=== Material provided ===

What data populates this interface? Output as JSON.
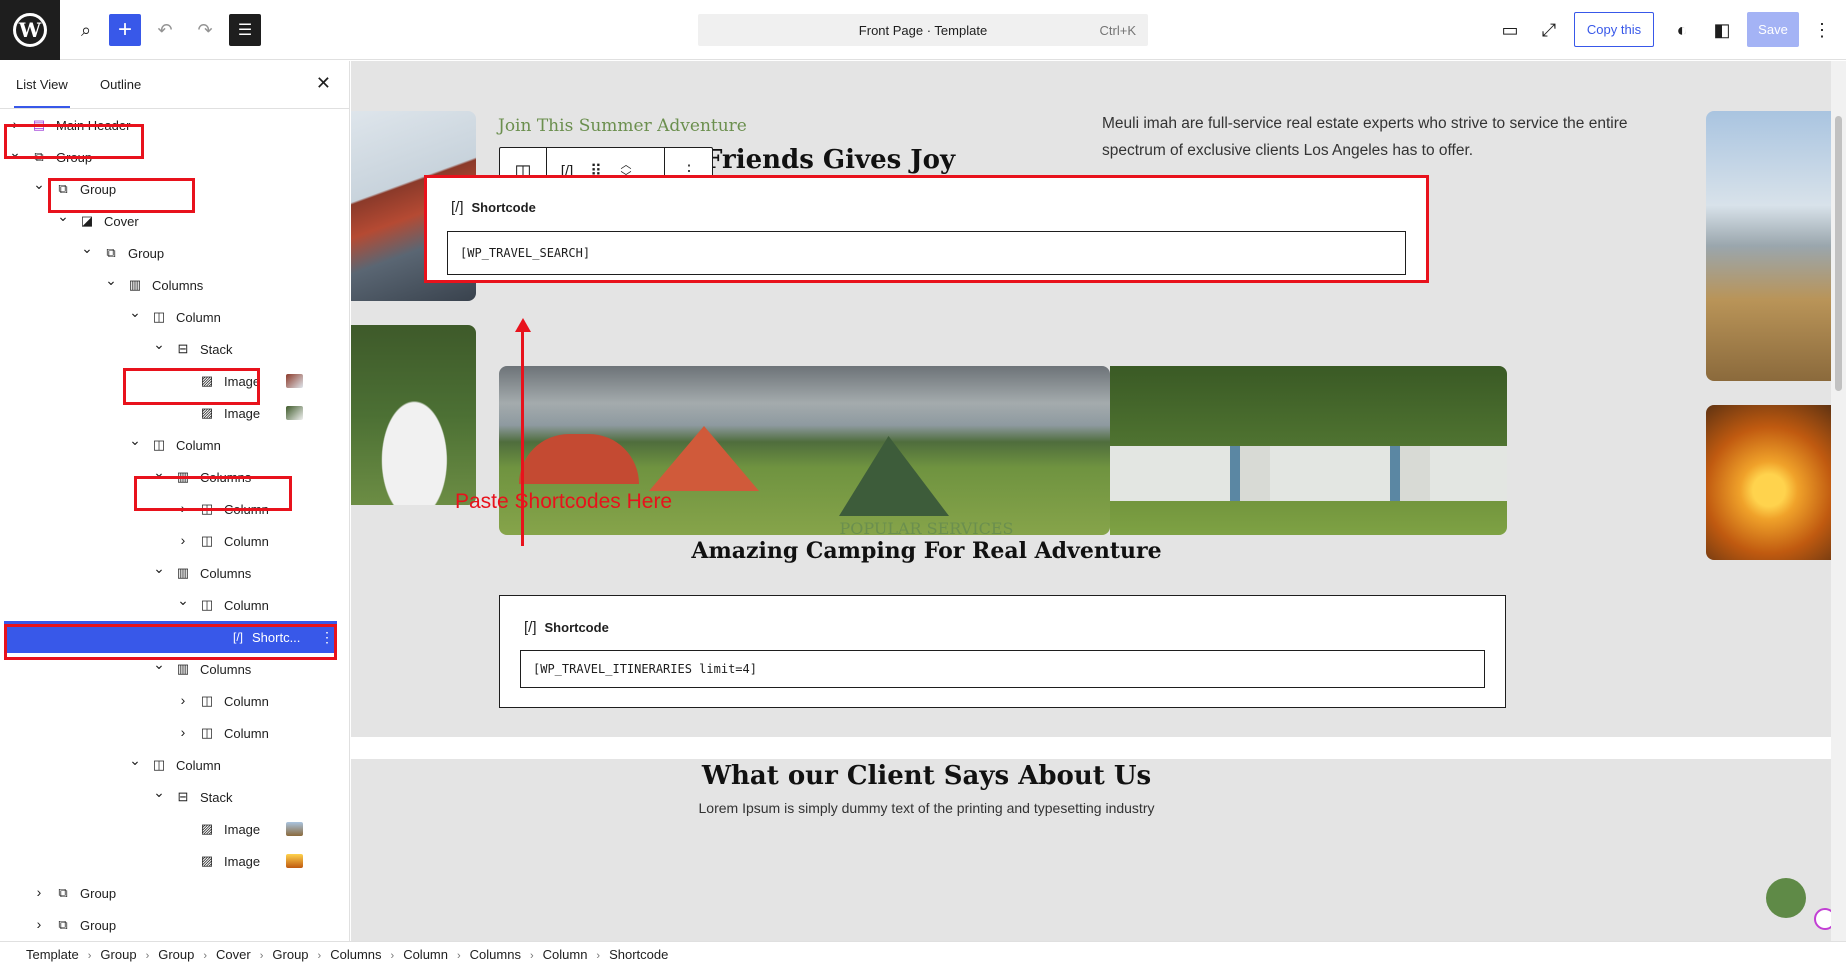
{
  "header": {
    "title": "Front Page · Template",
    "shortcut": "Ctrl+K",
    "copy_label": "Copy this",
    "save_label": "Save"
  },
  "sidebar": {
    "tabs": [
      "List View",
      "Outline"
    ],
    "rows": [
      {
        "label": "Main Header",
        "icon": "template-part-icon",
        "chev": "›"
      },
      {
        "label": "Group",
        "icon": "group-icon",
        "chev": "⌄"
      },
      {
        "label": "Group",
        "icon": "group-icon",
        "chev": "⌄"
      },
      {
        "label": "Cover",
        "icon": "cover-icon",
        "chev": "⌄"
      },
      {
        "label": "Group",
        "icon": "group-icon",
        "chev": "⌄"
      },
      {
        "label": "Columns",
        "icon": "columns-icon",
        "chev": "⌄"
      },
      {
        "label": "Column",
        "icon": "column-icon",
        "chev": "⌄"
      },
      {
        "label": "Stack",
        "icon": "stack-icon",
        "chev": "⌄"
      },
      {
        "label": "Image",
        "icon": "image-icon",
        "chev": ""
      },
      {
        "label": "Image",
        "icon": "image-icon",
        "chev": ""
      },
      {
        "label": "Column",
        "icon": "column-icon",
        "chev": "⌄"
      },
      {
        "label": "Columns",
        "icon": "columns-icon",
        "chev": "⌄"
      },
      {
        "label": "Column",
        "icon": "column-icon",
        "chev": "›"
      },
      {
        "label": "Column",
        "icon": "column-icon",
        "chev": "›"
      },
      {
        "label": "Columns",
        "icon": "columns-icon",
        "chev": "⌄"
      },
      {
        "label": "Column",
        "icon": "column-icon",
        "chev": "⌄"
      },
      {
        "label": "Shortc...",
        "icon": "shortcode-icon",
        "chev": ""
      },
      {
        "label": "Columns",
        "icon": "columns-icon",
        "chev": "⌄"
      },
      {
        "label": "Column",
        "icon": "column-icon",
        "chev": "›"
      },
      {
        "label": "Column",
        "icon": "column-icon",
        "chev": "›"
      },
      {
        "label": "Column",
        "icon": "column-icon",
        "chev": "⌄"
      },
      {
        "label": "Stack",
        "icon": "stack-icon",
        "chev": "⌄"
      },
      {
        "label": "Image",
        "icon": "image-icon",
        "chev": ""
      },
      {
        "label": "Image",
        "icon": "image-icon",
        "chev": ""
      },
      {
        "label": "Group",
        "icon": "group-icon",
        "chev": "›"
      },
      {
        "label": "Group",
        "icon": "group-icon",
        "chev": "›"
      }
    ]
  },
  "canvas": {
    "eyebrow": "Join This Summer Adventure",
    "heading": "Friends Gives Joy",
    "heading_prefix": "h",
    "intro": "Meuli imah are full-service real estate experts who strive to service the entire spectrum of exclusive clients Los Angeles has to offer.",
    "shortcode_label": "Shortcode",
    "shortcode_1": "[WP_TRAVEL_SEARCH]",
    "annotation": "Paste Shortcodes Here",
    "services_eyebrow": "POPULAR SERVICES",
    "services_heading": "Amazing Camping For Real Adventure",
    "shortcode_2": "[WP_TRAVEL_ITINERARIES limit=4]",
    "testimonials_heading": "What our Client Says About Us",
    "testimonials_sub": "Lorem Ipsum is simply dummy text of the printing and typesetting industry"
  },
  "breadcrumb": [
    "Template",
    "Group",
    "Group",
    "Cover",
    "Group",
    "Columns",
    "Column",
    "Columns",
    "Column",
    "Shortcode"
  ],
  "colors": {
    "accent": "#3858e9",
    "annotation": "#e8121c",
    "brand_green": "#6b8f4e"
  }
}
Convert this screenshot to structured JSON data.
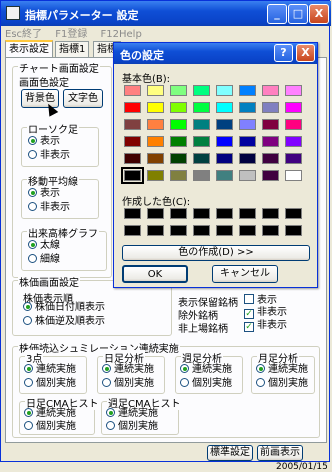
{
  "window": {
    "title": "指標パラメーター 設定",
    "min": "_",
    "max": "□",
    "close": "X"
  },
  "menu": [
    "Esc終了",
    "F1登録",
    "F12Help"
  ],
  "tabs": [
    "表示設定",
    "指標1",
    "指標"
  ],
  "chart_group": {
    "label": "チャート画面設定",
    "color_label": "画面色設定",
    "bg_button": "背景色",
    "text_button": "文字色"
  },
  "candle": {
    "label": "ローソク足",
    "options": [
      "表示",
      "非表示"
    ],
    "selected": 0
  },
  "ma": {
    "label": "移動平均線",
    "options": [
      "表示",
      "非表示"
    ],
    "selected": 0
  },
  "volume": {
    "label": "出来高棒グラフ",
    "options": [
      "太線",
      "細線"
    ],
    "selected": 0
  },
  "stock_screen": {
    "label": "株価画面設定",
    "sub_label": "株価表示順",
    "options": [
      "株価日付順表示",
      "株価逆及順表示"
    ],
    "selected": 0
  },
  "display_opts": {
    "items": [
      {
        "label": "表示保留銘柄",
        "check_label": "表示",
        "checked": false
      },
      {
        "label": "除外銘柄",
        "check_label": "非表示",
        "checked": true
      },
      {
        "label": "非上場銘柄",
        "check_label": "非表示",
        "checked": true
      }
    ]
  },
  "sim": {
    "label": "株価読込シュミレーション連続実施",
    "groups": [
      {
        "label": "3点",
        "options": [
          "連続実施",
          "個別実施"
        ],
        "selected": 0
      },
      {
        "label": "日足分析",
        "options": [
          "連続実施",
          "個別実施"
        ],
        "selected": 0
      },
      {
        "label": "週足分析",
        "options": [
          "連続実施",
          "個別実施"
        ],
        "selected": 0
      },
      {
        "label": "月足分析",
        "options": [
          "連続実施",
          "個別実施"
        ],
        "selected": 0
      },
      {
        "label": "日足CMAヒスト",
        "options": [
          "連続実施",
          "個別実施"
        ],
        "selected": 0
      },
      {
        "label": "週足CMAヒスト",
        "options": [
          "連続実施",
          "個別実施"
        ],
        "selected": 0
      }
    ]
  },
  "bottom_buttons": {
    "standard": "標準設定",
    "prev": "前画表示"
  },
  "date_text": "2005/01/15",
  "color_dialog": {
    "title": "色の設定",
    "help": "?",
    "close": "X",
    "basic_label": "基本色(B):",
    "custom_label": "作成した色(C):",
    "define_button": "色の作成(D) >>",
    "ok": "OK",
    "cancel": "キャンセル",
    "basic_colors": [
      [
        "#ff8080",
        "#ffff80",
        "#80ff80",
        "#00ff80",
        "#80ffff",
        "#0080ff",
        "#ff80c0",
        "#ff80ff"
      ],
      [
        "#ff0000",
        "#ffff00",
        "#80ff00",
        "#00ff40",
        "#00ffff",
        "#0080c0",
        "#8080c0",
        "#ff00ff"
      ],
      [
        "#804040",
        "#ff8040",
        "#00ff00",
        "#008080",
        "#004080",
        "#8080ff",
        "#800040",
        "#ff0080"
      ],
      [
        "#800000",
        "#ff8000",
        "#008000",
        "#008040",
        "#0000ff",
        "#0000a0",
        "#800080",
        "#8000ff"
      ],
      [
        "#400000",
        "#804000",
        "#004000",
        "#004040",
        "#000080",
        "#000040",
        "#400040",
        "#400080"
      ],
      [
        "#000000",
        "#808000",
        "#808040",
        "#808080",
        "#408080",
        "#c0c0c0",
        "#400040",
        "#ffffff"
      ]
    ],
    "selected_color": "#000000"
  }
}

===

From the listing above, pick out each line where the word "annotation" appears.

- **Answer for this exercise**:
    "annotation": "Paste Shortcodes Here",
    "annotation": "#e8121c",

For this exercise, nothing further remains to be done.